---------- SUPPLIED RECORDS ----------
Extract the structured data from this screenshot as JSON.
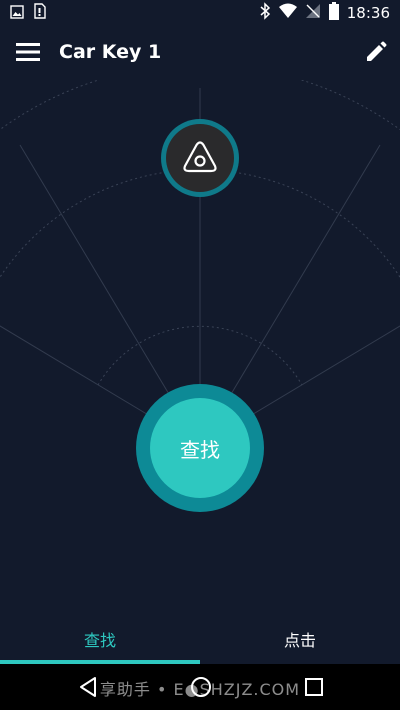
{
  "status_bar": {
    "time": "18:36",
    "left_icons": [
      "image-icon",
      "sim-card-icon"
    ],
    "right_icons": [
      "bluetooth-icon",
      "wifi-icon",
      "no-signal-icon",
      "battery-icon"
    ]
  },
  "app_bar": {
    "title": "Car Key 1",
    "menu_icon": "menu-icon",
    "edit_icon": "pencil-icon"
  },
  "radar": {
    "tag_icon": "tag-triangle-icon",
    "accent_color": "#2ec8c0",
    "ring_color": "#0d8a96",
    "find_button_label": "查找"
  },
  "tabs": [
    {
      "label": "查找",
      "active": true
    },
    {
      "label": "点击",
      "active": false
    }
  ],
  "nav_bar": {
    "icons": [
      "back-icon",
      "home-icon",
      "recent-apps-icon"
    ]
  },
  "watermark": {
    "text": "享助手 • E●SHZJZ.COM"
  }
}
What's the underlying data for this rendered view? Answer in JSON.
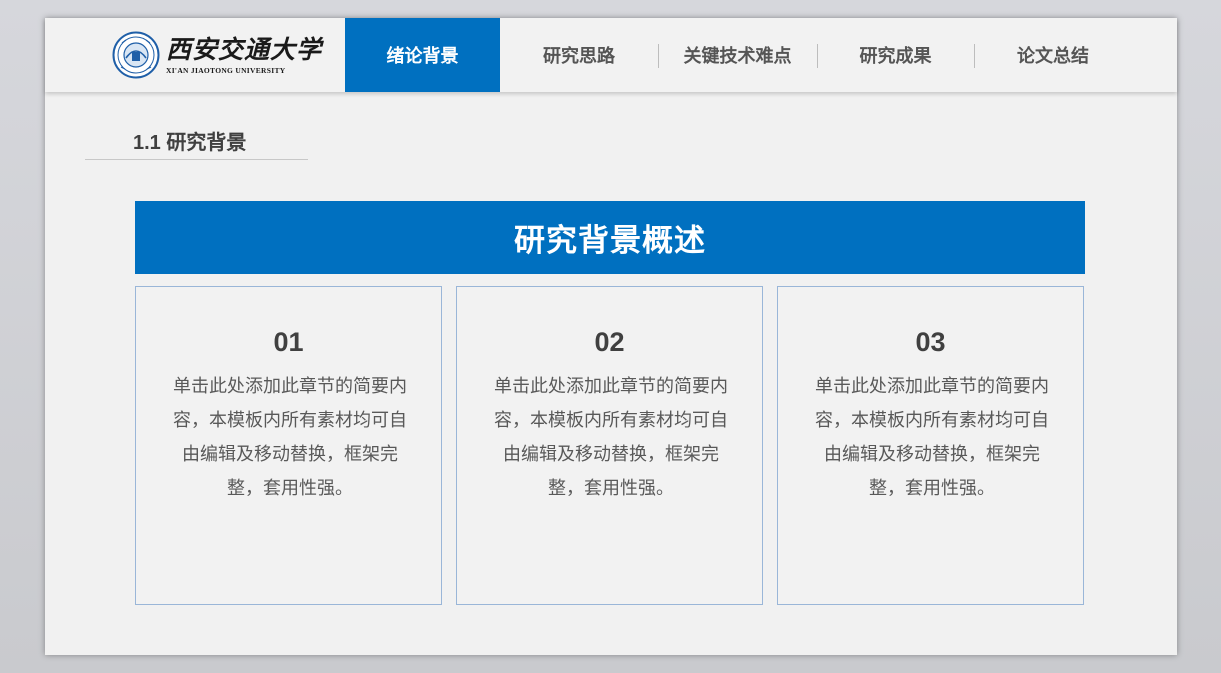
{
  "logo": {
    "name_cn": "西安交通大学",
    "name_en": "XI'AN JIAOTONG UNIVERSITY"
  },
  "nav": {
    "items": [
      {
        "label": "绪论背景",
        "active": true
      },
      {
        "label": "研究思路",
        "active": false
      },
      {
        "label": "关键技术难点",
        "active": false
      },
      {
        "label": "研究成果",
        "active": false
      },
      {
        "label": "论文总结",
        "active": false
      }
    ]
  },
  "section": {
    "title": "1.1 研究背景"
  },
  "banner": {
    "title": "研究背景概述"
  },
  "cards": [
    {
      "number": "01",
      "text": "单击此处添加此章节的简要内容，本模板内所有素材均可自由编辑及移动替换，框架完整，套用性强。"
    },
    {
      "number": "02",
      "text": "单击此处添加此章节的简要内容，本模板内所有素材均可自由编辑及移动替换，框架完整，套用性强。"
    },
    {
      "number": "03",
      "text": "单击此处添加此章节的简要内容，本模板内所有素材均可自由编辑及移动替换，框架完整，套用性强。"
    }
  ],
  "colors": {
    "accent": "#0070c0",
    "card_border": "#9ab6d8",
    "slide_bg": "#f1f1f1"
  }
}
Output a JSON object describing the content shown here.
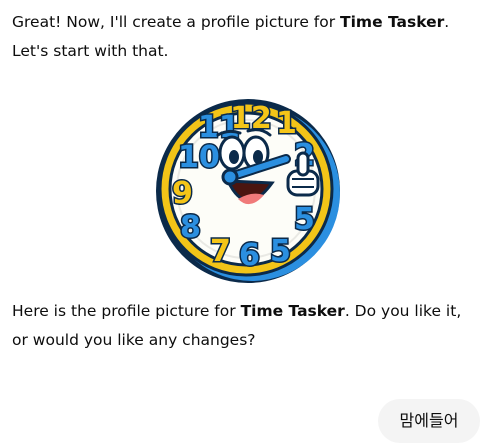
{
  "messages": {
    "intro": {
      "before": "Great! Now, I'll create a profile picture for ",
      "bold": "Time Tasker",
      "after": ". Let's start with that."
    },
    "followup": {
      "before": "Here is the profile picture for ",
      "bold": "Time Tasker",
      "after": ". Do you like it, or would you like any changes?"
    }
  },
  "image": {
    "digits": {
      "n12": "12",
      "n1": "1",
      "n11": "11",
      "n10": "10",
      "n2": "2",
      "n9": "9",
      "n8": "8",
      "n7": "7",
      "n6": "6",
      "n5a": "5",
      "n5b": "5"
    },
    "colors": {
      "rim": "#f2c418",
      "face": "#fdfdf8",
      "blue_digit": "#2b8fe0",
      "yellow_digit": "#f5c518",
      "hand": "#2b8fe0"
    }
  },
  "user_message": {
    "text": "맘에들어"
  }
}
----------
### TASK DETAILS
Do not include the images; transcribe the rest of the listing exactly.

### FINAL RESULT
Extract the structured data from this screenshot as JSON.
{
  "status_bar": {
    "time": "18:36",
    "left_icons": [
      "image-icon",
      "sim-card-icon"
    ],
    "right_icons": [
      "bluetooth-icon",
      "wifi-icon",
      "no-signal-icon",
      "battery-icon"
    ]
  },
  "app_bar": {
    "title": "Car Key 1",
    "menu_icon": "menu-icon",
    "edit_icon": "pencil-icon"
  },
  "radar": {
    "tag_icon": "tag-triangle-icon",
    "accent_color": "#2ec8c0",
    "ring_color": "#0d8a96",
    "find_button_label": "查找"
  },
  "tabs": [
    {
      "label": "查找",
      "active": true
    },
    {
      "label": "点击",
      "active": false
    }
  ],
  "nav_bar": {
    "icons": [
      "back-icon",
      "home-icon",
      "recent-apps-icon"
    ]
  },
  "watermark": {
    "text": "享助手 • E●SHZJZ.COM"
  }
}
What's the underlying data for this rendered view? Answer in JSON.
{
  "logo": {
    "name_cn": "西安交通大学",
    "name_en": "XI'AN JIAOTONG UNIVERSITY"
  },
  "nav": {
    "items": [
      {
        "label": "绪论背景",
        "active": true
      },
      {
        "label": "研究思路",
        "active": false
      },
      {
        "label": "关键技术难点",
        "active": false
      },
      {
        "label": "研究成果",
        "active": false
      },
      {
        "label": "论文总结",
        "active": false
      }
    ]
  },
  "section": {
    "title": "1.1 研究背景"
  },
  "banner": {
    "title": "研究背景概述"
  },
  "cards": [
    {
      "number": "01",
      "text": "单击此处添加此章节的简要内容，本模板内所有素材均可自由编辑及移动替换，框架完整，套用性强。"
    },
    {
      "number": "02",
      "text": "单击此处添加此章节的简要内容，本模板内所有素材均可自由编辑及移动替换，框架完整，套用性强。"
    },
    {
      "number": "03",
      "text": "单击此处添加此章节的简要内容，本模板内所有素材均可自由编辑及移动替换，框架完整，套用性强。"
    }
  ],
  "colors": {
    "accent": "#0070c0",
    "card_border": "#9ab6d8",
    "slide_bg": "#f1f1f1"
  }
}
Output a JSON object describing the content shown here.
{
  "messages": {
    "intro": {
      "before": "Great! Now, I'll create a profile picture for ",
      "bold": "Time Tasker",
      "after": ". Let's start with that."
    },
    "followup": {
      "before": "Here is the profile picture for ",
      "bold": "Time Tasker",
      "after": ". Do you like it, or would you like any changes?"
    }
  },
  "image": {
    "digits": {
      "n12": "12",
      "n1": "1",
      "n11": "11",
      "n10": "10",
      "n2": "2",
      "n9": "9",
      "n8": "8",
      "n7": "7",
      "n6": "6",
      "n5a": "5",
      "n5b": "5"
    },
    "colors": {
      "rim": "#f2c418",
      "face": "#fdfdf8",
      "blue_digit": "#2b8fe0",
      "yellow_digit": "#f5c518",
      "hand": "#2b8fe0"
    }
  },
  "user_message": {
    "text": "맘에들어"
  }
}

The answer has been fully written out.